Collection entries
§
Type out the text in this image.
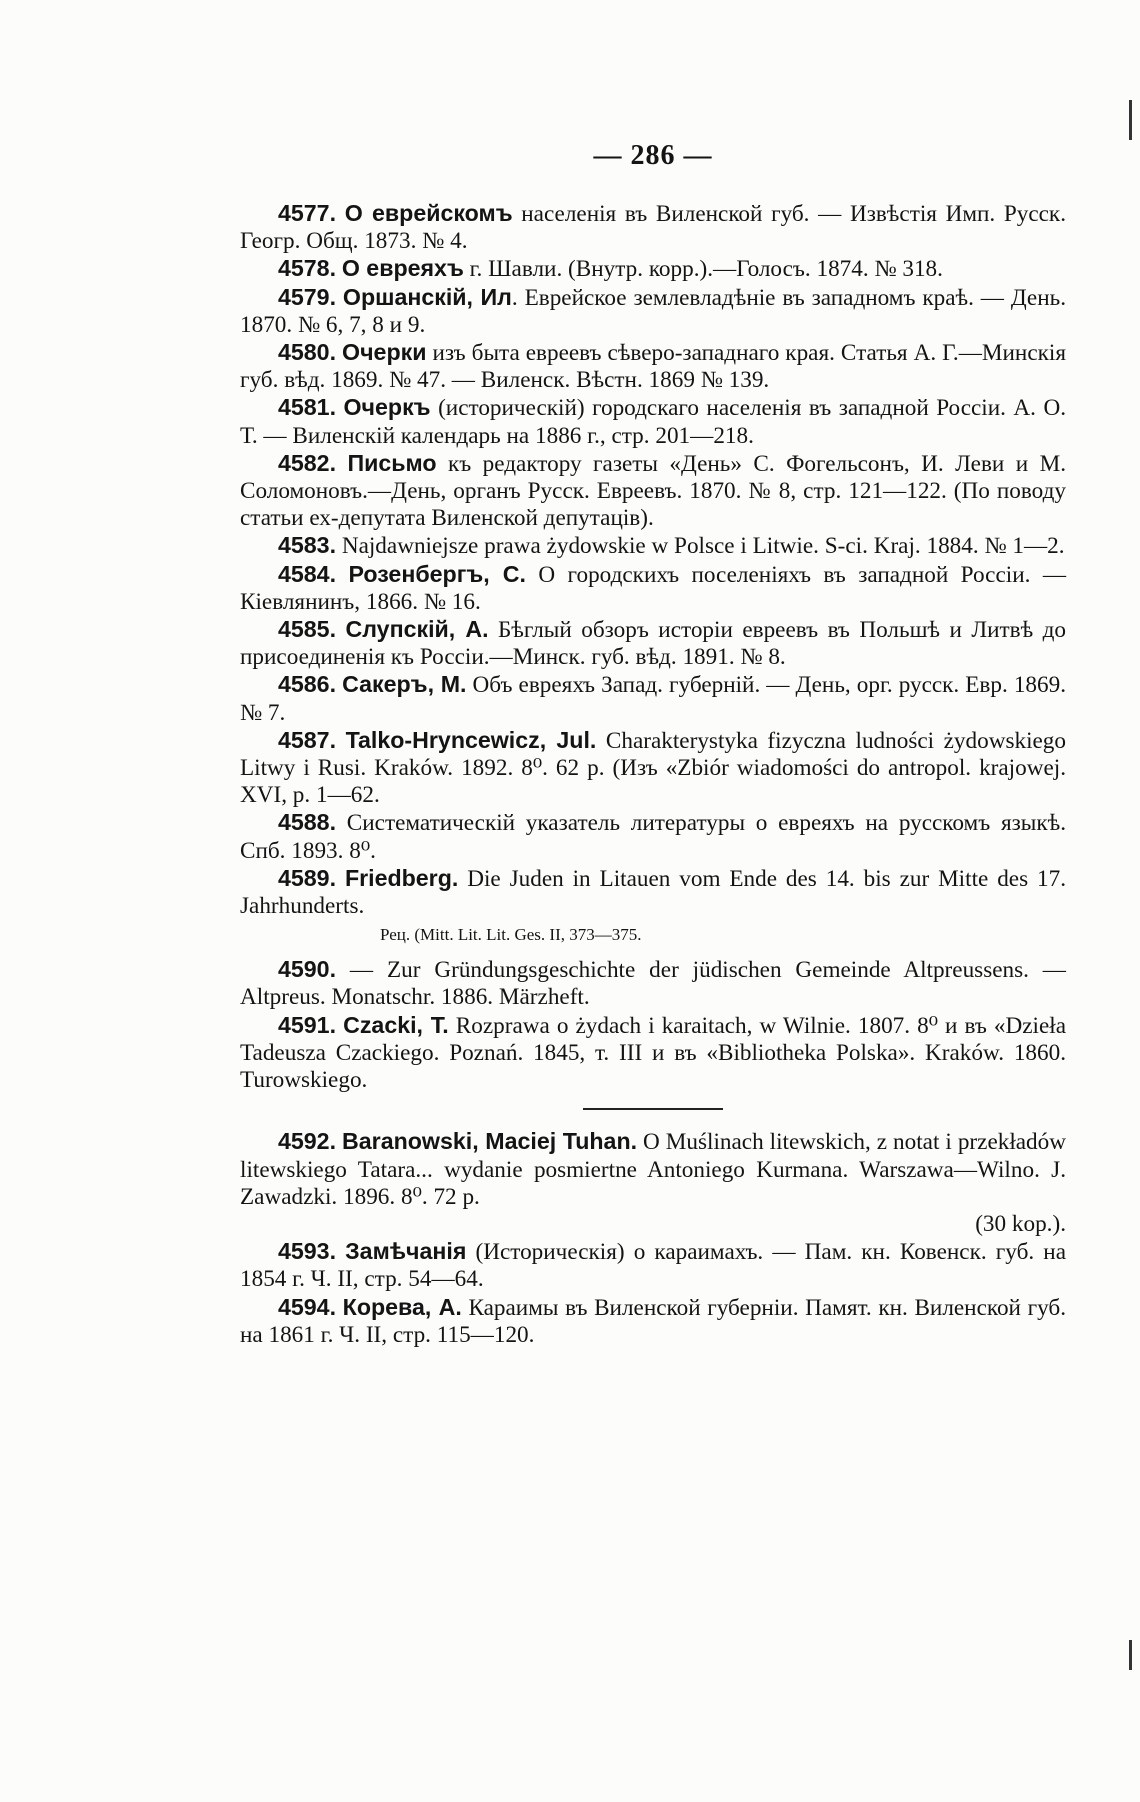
— 286 —

4577. О еврейскомъ населенія въ Виленской губ. — Извѣстія Имп. Русск. Геогр. Общ. 1873. № 4.

4578. О евреяхъ г. Шавли. (Внутр. корр.).—Голосъ. 1874. № 318.

4579. Оршанскій, Ил. Еврейское землевладѣніе въ западномъ краѣ. — День. 1870. № 6, 7, 8 и 9.

4580. Очерки изъ быта евреевъ сѣверо-западнаго края. Статья А. Г.—Минскія губ. вѣд. 1869. № 47. — Виленск. Вѣстн. 1869 № 139.

4581. Очеркъ (историческій) городскаго населенія въ западной Россіи. А. О. Т. — Виленскій календарь на 1886 г., стр. 201—218.

4582. Письмо къ редактору газеты «День» С. Фогельсонъ, И. Леви и М. Соломоновъ.—День, органъ Русск. Евреевъ. 1870. № 8, стр. 121—122. (По поводу статьи ех-депутата Виленской депутаців).

4583. Najdawniejsze prawa żydowskie w Polsce i Litwie. S-ci. Kraj. 1884. № 1—2.

4584. Розенбергъ, С. О городскихъ поселеніяхъ въ западной Россіи. — Кіевлянинъ, 1866. № 16.

4585. Слупскій, А. Бѣглый обзоръ исторіи евреевъ въ Польшѣ и Литвѣ до присоединенія къ Россіи.—Минск. губ. вѣд. 1891. № 8.

4586. Сакеръ, М. Объ евреяхъ Запад. губерній. — День, орг. русск. Евр. 1869. № 7.

4587. Talko-Hryncewicz, Jul. Charakterystyka fizyczna ludności żydowskiego Litwy i Rusi. Kraków. 1892. 8⁰. 62 p. (Изъ «Zbiór wiadomości do antropol. krajowej. XVI, p. 1—62.

4588. Систематическій указатель литературы о евреяхъ на русскомъ языкѣ. Спб. 1893. 8⁰.

4589. Friedberg. Die Juden in Litauen vom Ende des 14. bis zur Mitte des 17. Jahrhunderts.

Рец. (Mitt. Lit. Lit. Ges. II, 373—375.

4590. — Zur Gründungsgeschichte der jüdischen Gemeinde Altpreussens. — Altpreus. Monatschr. 1886. Märzheft.

4591. Czacki, T. Rozprawa o żydach i karaitach, w Wilnie. 1807. 8⁰ и въ «Dzieła Tadeusza Czackiego. Poznań. 1845, т. III и въ «Bibliotheka Polska». Kraków. 1860. Turowskiego.

4592. Baranowski, Maciej Tuhan. O Muślinach litewskich, z notat i przekładów litewskiego Tatara... wydanie posmiertne Antoniego Kurmana. Warszawa—Wilno. J. Zawadzki. 1896. 8⁰. 72 p.

(30 kop.).

4593. Замѣчанія (Историческія) о караимахъ. — Пам. кн. Ковенск. губ. на 1854 г. Ч. II, стр. 54—64.

4594. Корева, А. Караимы въ Виленской губерніи. Памят. кн. Виленской губ. на 1861 г. Ч. II, стр. 115—120.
§
WHAT IS EXPECTED: Keep the pictures out of the copy and return the rest of the data above exactly.

WRITTEN SOLUTION:
Type out the text in this image.
— 286 —

4577. О еврейскомъ населенія въ Виленской губ. — Извѣстія Имп. Русск. Геогр. Общ. 1873. № 4.

4578. О евреяхъ г. Шавли. (Внутр. корр.).—Голосъ. 1874. № 318.

4579. Оршанскій, Ил. Еврейское землевладѣніе въ западномъ краѣ. — День. 1870. № 6, 7, 8 и 9.

4580. Очерки изъ быта евреевъ сѣверо-западнаго края. Статья А. Г.—Минскія губ. вѣд. 1869. № 47. — Виленск. Вѣстн. 1869 № 139.

4581. Очеркъ (историческій) городскаго населенія въ западной Россіи. А. О. Т. — Виленскій календарь на 1886 г., стр. 201—218.

4582. Письмо къ редактору газеты «День» С. Фогельсонъ, И. Леви и М. Соломоновъ.—День, органъ Русск. Евреевъ. 1870. № 8, стр. 121—122. (По поводу статьи ех-депутата Виленской депутаців).

4583. Najdawniejsze prawa żydowskie w Polsce i Litwie. S-ci. Kraj. 1884. № 1—2.

4584. Розенбергъ, С. О городскихъ поселеніяхъ въ западной Россіи. — Кіевлянинъ, 1866. № 16.

4585. Слупскій, А. Бѣглый обзоръ исторіи евреевъ въ Польшѣ и Литвѣ до присоединенія къ Россіи.—Минск. губ. вѣд. 1891. № 8.

4586. Сакеръ, М. Объ евреяхъ Запад. губерній. — День, орг. русск. Евр. 1869. № 7.

4587. Talko-Hryncewicz, Jul. Charakterystyka fizyczna ludności żydowskiego Litwy i Rusi. Kraków. 1892. 8⁰. 62 p. (Изъ «Zbiór wiadomości do antropol. krajowej. XVI, p. 1—62.

4588. Систематическій указатель литературы о евреяхъ на русскомъ языкѣ. Спб. 1893. 8⁰.

4589. Friedberg. Die Juden in Litauen vom Ende des 14. bis zur Mitte des 17. Jahrhunderts.

Рец. (Mitt. Lit. Lit. Ges. II, 373—375.

4590. — Zur Gründungsgeschichte der jüdischen Gemeinde Altpreussens. — Altpreus. Monatschr. 1886. Märzheft.

4591. Czacki, T. Rozprawa o żydach i karaitach, w Wilnie. 1807. 8⁰ и въ «Dzieła Tadeusza Czackiego. Poznań. 1845, т. III и въ «Bibliotheka Polska». Kraków. 1860. Turowskiego.

4592. Baranowski, Maciej Tuhan. O Muślinach litewskich, z notat i przekładów litewskiego Tatara... wydanie posmiertne Antoniego Kurmana. Warszawa—Wilno. J. Zawadzki. 1896. 8⁰. 72 p.

(30 kop.).

4593. Замѣчанія (Историческія) о караимахъ. — Пам. кн. Ковенск. губ. на 1854 г. Ч. II, стр. 54—64.

4594. Корева, А. Караимы въ Виленской губерніи. Памят. кн. Виленской губ. на 1861 г. Ч. II, стр. 115—120.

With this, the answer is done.